╭──

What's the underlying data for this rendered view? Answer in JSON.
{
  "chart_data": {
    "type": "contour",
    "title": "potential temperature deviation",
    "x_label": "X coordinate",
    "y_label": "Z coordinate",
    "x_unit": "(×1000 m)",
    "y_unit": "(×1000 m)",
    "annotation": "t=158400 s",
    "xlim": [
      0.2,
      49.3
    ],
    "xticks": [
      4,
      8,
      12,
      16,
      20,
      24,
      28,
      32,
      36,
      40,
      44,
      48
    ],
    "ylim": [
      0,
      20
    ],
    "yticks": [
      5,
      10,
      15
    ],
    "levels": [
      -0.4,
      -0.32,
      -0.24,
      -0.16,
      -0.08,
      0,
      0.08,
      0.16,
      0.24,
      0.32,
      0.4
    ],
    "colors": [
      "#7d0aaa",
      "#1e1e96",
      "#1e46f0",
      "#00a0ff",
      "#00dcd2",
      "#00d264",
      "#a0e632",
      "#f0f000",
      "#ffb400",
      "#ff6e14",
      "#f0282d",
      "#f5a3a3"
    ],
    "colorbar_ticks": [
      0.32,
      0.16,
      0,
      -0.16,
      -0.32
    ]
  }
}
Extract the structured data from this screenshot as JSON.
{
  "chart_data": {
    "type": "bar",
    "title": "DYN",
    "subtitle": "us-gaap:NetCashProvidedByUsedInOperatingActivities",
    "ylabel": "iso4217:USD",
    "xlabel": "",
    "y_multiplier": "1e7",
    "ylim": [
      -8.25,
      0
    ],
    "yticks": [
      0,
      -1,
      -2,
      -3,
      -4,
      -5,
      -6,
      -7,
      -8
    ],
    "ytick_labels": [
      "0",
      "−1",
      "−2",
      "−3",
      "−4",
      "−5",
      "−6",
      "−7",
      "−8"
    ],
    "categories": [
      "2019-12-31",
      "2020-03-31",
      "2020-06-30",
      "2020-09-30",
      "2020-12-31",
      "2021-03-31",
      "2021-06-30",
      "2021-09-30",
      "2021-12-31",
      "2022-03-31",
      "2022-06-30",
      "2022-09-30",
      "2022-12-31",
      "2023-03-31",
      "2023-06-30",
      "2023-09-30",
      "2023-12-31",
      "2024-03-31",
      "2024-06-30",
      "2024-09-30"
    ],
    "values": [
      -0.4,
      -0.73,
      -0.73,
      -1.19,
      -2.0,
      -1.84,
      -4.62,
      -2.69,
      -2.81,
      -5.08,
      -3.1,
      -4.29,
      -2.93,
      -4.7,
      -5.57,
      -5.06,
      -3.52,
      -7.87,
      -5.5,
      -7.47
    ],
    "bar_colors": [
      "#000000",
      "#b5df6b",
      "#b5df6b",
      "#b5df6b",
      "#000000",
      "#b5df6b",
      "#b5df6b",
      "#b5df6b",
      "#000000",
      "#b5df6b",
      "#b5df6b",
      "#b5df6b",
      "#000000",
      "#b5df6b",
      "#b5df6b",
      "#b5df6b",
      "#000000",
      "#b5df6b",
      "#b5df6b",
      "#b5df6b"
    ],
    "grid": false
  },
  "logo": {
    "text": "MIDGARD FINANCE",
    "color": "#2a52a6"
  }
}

╰──

Tally up the lines of the listing containing the word "this". Give only the total.

2